═══ Records ═══
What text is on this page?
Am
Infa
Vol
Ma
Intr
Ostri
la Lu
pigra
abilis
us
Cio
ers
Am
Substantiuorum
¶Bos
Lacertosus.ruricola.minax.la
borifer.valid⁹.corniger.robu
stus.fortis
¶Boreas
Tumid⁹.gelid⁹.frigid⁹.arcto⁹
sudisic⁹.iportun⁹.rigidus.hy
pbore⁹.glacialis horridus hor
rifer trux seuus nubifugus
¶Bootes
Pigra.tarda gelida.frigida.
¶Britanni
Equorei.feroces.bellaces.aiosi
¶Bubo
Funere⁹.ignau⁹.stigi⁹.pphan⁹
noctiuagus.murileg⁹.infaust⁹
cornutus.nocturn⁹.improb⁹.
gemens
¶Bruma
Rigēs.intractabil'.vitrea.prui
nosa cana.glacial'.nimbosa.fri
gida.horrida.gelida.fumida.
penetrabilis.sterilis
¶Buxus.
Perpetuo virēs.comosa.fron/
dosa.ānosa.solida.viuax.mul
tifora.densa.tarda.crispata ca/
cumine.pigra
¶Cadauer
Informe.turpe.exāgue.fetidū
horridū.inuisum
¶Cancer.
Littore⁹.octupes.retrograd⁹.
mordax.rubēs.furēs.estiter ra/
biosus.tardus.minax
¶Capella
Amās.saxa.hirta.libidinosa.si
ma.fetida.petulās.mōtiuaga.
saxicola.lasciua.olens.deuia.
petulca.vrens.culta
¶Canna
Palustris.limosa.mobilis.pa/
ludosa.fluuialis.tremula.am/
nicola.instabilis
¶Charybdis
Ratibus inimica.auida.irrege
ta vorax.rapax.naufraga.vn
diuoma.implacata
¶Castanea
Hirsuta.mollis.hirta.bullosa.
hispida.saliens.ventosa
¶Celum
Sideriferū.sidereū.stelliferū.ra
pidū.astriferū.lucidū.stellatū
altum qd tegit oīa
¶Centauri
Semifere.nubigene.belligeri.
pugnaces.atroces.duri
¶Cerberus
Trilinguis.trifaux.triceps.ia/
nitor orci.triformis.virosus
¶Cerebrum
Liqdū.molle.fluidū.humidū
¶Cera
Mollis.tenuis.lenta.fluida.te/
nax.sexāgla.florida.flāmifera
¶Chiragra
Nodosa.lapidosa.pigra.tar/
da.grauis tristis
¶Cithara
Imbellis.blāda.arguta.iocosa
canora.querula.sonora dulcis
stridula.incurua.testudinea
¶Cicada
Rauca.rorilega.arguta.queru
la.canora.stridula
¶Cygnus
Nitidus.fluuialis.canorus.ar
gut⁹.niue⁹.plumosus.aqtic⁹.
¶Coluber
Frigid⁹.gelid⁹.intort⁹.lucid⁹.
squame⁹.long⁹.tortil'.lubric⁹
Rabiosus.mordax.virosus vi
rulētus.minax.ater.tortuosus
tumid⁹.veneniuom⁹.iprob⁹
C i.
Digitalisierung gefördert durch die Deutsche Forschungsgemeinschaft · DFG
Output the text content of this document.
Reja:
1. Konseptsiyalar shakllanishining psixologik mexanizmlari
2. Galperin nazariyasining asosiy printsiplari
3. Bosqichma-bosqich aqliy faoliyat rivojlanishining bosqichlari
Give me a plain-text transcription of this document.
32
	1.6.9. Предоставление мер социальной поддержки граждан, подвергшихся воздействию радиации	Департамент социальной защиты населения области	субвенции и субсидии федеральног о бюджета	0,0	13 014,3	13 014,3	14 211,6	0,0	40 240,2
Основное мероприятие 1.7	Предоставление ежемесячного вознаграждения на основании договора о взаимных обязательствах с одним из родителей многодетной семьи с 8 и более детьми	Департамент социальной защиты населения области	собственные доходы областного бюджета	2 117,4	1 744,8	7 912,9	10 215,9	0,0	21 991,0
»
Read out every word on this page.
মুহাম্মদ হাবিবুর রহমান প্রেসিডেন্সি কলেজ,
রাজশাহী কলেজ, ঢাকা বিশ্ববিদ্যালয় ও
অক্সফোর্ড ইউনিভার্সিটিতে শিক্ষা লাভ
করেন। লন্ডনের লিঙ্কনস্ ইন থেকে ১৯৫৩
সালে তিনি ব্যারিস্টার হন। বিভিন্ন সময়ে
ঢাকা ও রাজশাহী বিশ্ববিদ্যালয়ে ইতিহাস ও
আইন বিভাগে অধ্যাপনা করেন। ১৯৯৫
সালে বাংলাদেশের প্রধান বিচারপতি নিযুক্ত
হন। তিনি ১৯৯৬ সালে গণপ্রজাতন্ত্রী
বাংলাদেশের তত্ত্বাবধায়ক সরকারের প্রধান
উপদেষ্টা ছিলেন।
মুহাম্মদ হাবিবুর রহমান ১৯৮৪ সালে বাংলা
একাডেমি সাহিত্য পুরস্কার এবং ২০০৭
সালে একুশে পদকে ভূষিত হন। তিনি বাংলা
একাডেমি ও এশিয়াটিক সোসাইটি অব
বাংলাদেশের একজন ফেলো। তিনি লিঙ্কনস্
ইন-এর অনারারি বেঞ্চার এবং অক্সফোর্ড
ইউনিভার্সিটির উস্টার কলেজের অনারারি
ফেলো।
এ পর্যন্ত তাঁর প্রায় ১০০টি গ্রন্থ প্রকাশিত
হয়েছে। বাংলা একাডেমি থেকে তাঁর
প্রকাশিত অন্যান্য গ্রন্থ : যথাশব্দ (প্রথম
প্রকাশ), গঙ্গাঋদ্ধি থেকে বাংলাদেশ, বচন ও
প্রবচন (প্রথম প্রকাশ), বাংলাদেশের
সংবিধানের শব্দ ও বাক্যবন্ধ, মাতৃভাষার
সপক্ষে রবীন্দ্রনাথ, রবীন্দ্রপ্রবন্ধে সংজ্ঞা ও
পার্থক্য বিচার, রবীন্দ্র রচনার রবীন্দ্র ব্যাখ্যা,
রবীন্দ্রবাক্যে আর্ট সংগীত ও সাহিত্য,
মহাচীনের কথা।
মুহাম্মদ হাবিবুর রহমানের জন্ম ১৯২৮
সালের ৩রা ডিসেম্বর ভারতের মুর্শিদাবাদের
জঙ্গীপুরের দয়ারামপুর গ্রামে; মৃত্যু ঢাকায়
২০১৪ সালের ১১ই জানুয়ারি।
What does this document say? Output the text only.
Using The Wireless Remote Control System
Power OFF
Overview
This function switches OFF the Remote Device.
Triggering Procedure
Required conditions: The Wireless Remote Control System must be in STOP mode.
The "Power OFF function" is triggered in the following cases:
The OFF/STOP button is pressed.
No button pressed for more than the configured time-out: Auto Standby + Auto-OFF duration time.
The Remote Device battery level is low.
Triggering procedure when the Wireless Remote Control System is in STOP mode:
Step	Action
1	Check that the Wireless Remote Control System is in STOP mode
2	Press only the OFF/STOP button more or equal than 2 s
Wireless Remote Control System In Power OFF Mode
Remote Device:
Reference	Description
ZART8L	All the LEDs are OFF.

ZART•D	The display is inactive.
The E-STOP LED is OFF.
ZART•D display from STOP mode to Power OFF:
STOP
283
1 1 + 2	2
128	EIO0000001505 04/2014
═══
Exercise aim:
Extract every entry above as it appears.

Answer:
What text is on this page?
Am
Infa
Vol
Ma
Intr
Ostri
la Lu
pigra
abilis
us
Cio
ers
Am
Substantiuorum
¶Bos
Lacertosus.ruricola.minax.la
borifer.valid⁹.corniger.robu
stus.fortis
¶Boreas
Tumid⁹.gelid⁹.frigid⁹.arcto⁹
sudisic⁹.iportun⁹.rigidus.hy
pbore⁹.glacialis horridus hor
rifer trux seuus nubifugus
¶Bootes
Pigra.tarda gelida.frigida.
¶Britanni
Equorei.feroces.bellaces.aiosi
¶Bubo
Funere⁹.ignau⁹.stigi⁹.pphan⁹
noctiuagus.murileg⁹.infaust⁹
cornutus.nocturn⁹.improb⁹.
gemens
¶Bruma
Rigēs.intractabil'.vitrea.prui
nosa cana.glacial'.nimbosa.fri
gida.horrida.gelida.fumida.
penetrabilis.sterilis
¶Buxus.
Perpetuo virēs.comosa.fron/
dosa.ānosa.solida.viuax.mul
tifora.densa.tarda.crispata ca/
cumine.pigra
¶Cadauer
Informe.turpe.exāgue.fetidū
horridū.inuisum
¶Cancer.
Littore⁹.octupes.retrograd⁹.
mordax.rubēs.furēs.estiter ra/
biosus.tardus.minax
¶Capella
Amās.saxa.hirta.libidinosa.si
ma.fetida.petulās.mōtiuaga.
saxicola.lasciua.olens.deuia.
petulca.vrens.culta
¶Canna
Palustris.limosa.mobilis.pa/
ludosa.fluuialis.tremula.am/
nicola.instabilis
¶Charybdis
Ratibus inimica.auida.irrege
ta vorax.rapax.naufraga.vn
diuoma.implacata
¶Castanea
Hirsuta.mollis.hirta.bullosa.
hispida.saliens.ventosa
¶Celum
Sideriferū.sidereū.stelliferū.ra
pidū.astriferū.lucidū.stellatū
altum qd tegit oīa
¶Centauri
Semifere.nubigene.belligeri.
pugnaces.atroces.duri
¶Cerberus
Trilinguis.trifaux.triceps.ia/
nitor orci.triformis.virosus
¶Cerebrum
Liqdū.molle.fluidū.humidū
¶Cera
Mollis.tenuis.lenta.fluida.te/
nax.sexāgla.florida.flāmifera
¶Chiragra
Nodosa.lapidosa.pigra.tar/
da.grauis tristis
¶Cithara
Imbellis.blāda.arguta.iocosa
canora.querula.sonora dulcis
stridula.incurua.testudinea
¶Cicada
Rauca.rorilega.arguta.queru
la.canora.stridula
¶Cygnus
Nitidus.fluuialis.canorus.ar
gut⁹.niue⁹.plumosus.aqtic⁹.
¶Coluber
Frigid⁹.gelid⁹.intort⁹.lucid⁹.
squame⁹.long⁹.tortil'.lubric⁹
Rabiosus.mordax.virosus vi
rulētus.minax.ater.tortuosus
tumid⁹.veneniuom⁹.iprob⁹
C i.
Digitalisierung gefördert durch die Deutsche Forschungsgemeinschaft · DFG
Output the text content of this document.
Reja:
1. Konseptsiyalar shakllanishining psixologik mexanizmlari
2. Galperin nazariyasining asosiy printsiplari
3. Bosqichma-bosqich aqliy faoliyat rivojlanishining bosqichlari
Give me a plain-text transcription of this document.
32
	1.6.9. Предоставление мер социальной поддержки граждан, подвергшихся воздействию радиации	Департамент социальной защиты населения области	субвенции и субсидии федеральног о бюджета	0,0	13 014,3	13 014,3	14 211,6	0,0	40 240,2
Основное мероприятие 1.7	Предоставление ежемесячного вознаграждения на основании договора о взаимных обязательствах с одним из родителей многодетной семьи с 8 и более детьми	Департамент социальной защиты населения области	собственные доходы областного бюджета	2 117,4	1 744,8	7 912,9	10 215,9	0,0	21 991,0
»
Read out every word on this page.
মুহাম্মদ হাবিবুর রহমান প্রেসিডেন্সি কলেজ,
রাজশাহী কলেজ, ঢাকা বিশ্ববিদ্যালয় ও
অক্সফোর্ড ইউনিভার্সিটিতে শিক্ষা লাভ
করেন। লন্ডনের লিঙ্কনস্ ইন থেকে ১৯৫৩
সালে তিনি ব্যারিস্টার হন। বিভিন্ন সময়ে
ঢাকা ও রাজশাহী বিশ্ববিদ্যালয়ে ইতিহাস ও
আইন বিভাগে অধ্যাপনা করেন। ১৯৯৫
সালে বাংলাদেশের প্রধান বিচারপতি নিযুক্ত
হন। তিনি ১৯৯৬ সালে গণপ্রজাতন্ত্রী
বাংলাদেশের তত্ত্বাবধায়ক সরকারের প্রধান
উপদেষ্টা ছিলেন।
মুহাম্মদ হাবিবুর রহমান ১৯৮৪ সালে বাংলা
একাডেমি সাহিত্য পুরস্কার এবং ২০০৭
সালে একুশে পদকে ভূষিত হন। তিনি বাংলা
একাডেমি ও এশিয়াটিক সোসাইটি অব
বাংলাদেশের একজন ফেলো। তিনি লিঙ্কনস্
ইন-এর অনারারি বেঞ্চার এবং অক্সফোর্ড
ইউনিভার্সিটির উস্টার কলেজের অনারারি
ফেলো।
এ পর্যন্ত তাঁর প্রায় ১০০টি গ্রন্থ প্রকাশিত
হয়েছে। বাংলা একাডেমি থেকে তাঁর
প্রকাশিত অন্যান্য গ্রন্থ : যথাশব্দ (প্রথম
প্রকাশ), গঙ্গাঋদ্ধি থেকে বাংলাদেশ, বচন ও
প্রবচন (প্রথম প্রকাশ), বাংলাদেশের
সংবিধানের শব্দ ও বাক্যবন্ধ, মাতৃভাষার
সপক্ষে রবীন্দ্রনাথ, রবীন্দ্রপ্রবন্ধে সংজ্ঞা ও
পার্থক্য বিচার, রবীন্দ্র রচনার রবীন্দ্র ব্যাখ্যা,
রবীন্দ্রবাক্যে আর্ট সংগীত ও সাহিত্য,
মহাচীনের কথা।
মুহাম্মদ হাবিবুর রহমানের জন্ম ১৯২৮
সালের ৩রা ডিসেম্বর ভারতের মুর্শিদাবাদের
জঙ্গীপুরের দয়ারামপুর গ্রামে; মৃত্যু ঢাকায়
২০১৪ সালের ১১ই জানুয়ারি।
What does this document say? Output the text only.
Using The Wireless Remote Control System
Power OFF
Overview
This function switches OFF the Remote Device.
Triggering Procedure
Required conditions: The Wireless Remote Control System must be in STOP mode.
The "Power OFF function" is triggered in the following cases:
The OFF/STOP button is pressed.
No button pressed for more than the configured time-out: Auto Standby + Auto-OFF duration time.
The Remote Device battery level is low.
Triggering procedure when the Wireless Remote Control System is in STOP mode:
Step	Action
1	Check that the Wireless Remote Control System is in STOP mode
2	Press only the OFF/STOP button more or equal than 2 s
Wireless Remote Control System In Power OFF Mode
Remote Device:
Reference	Description
ZART8L	All the LEDs are OFF.

ZART•D	The display is inactive.
The E-STOP LED is OFF.
ZART•D display from STOP mode to Power OFF:
STOP
283
1 1 + 2	2
128	EIO0000001505 04/2014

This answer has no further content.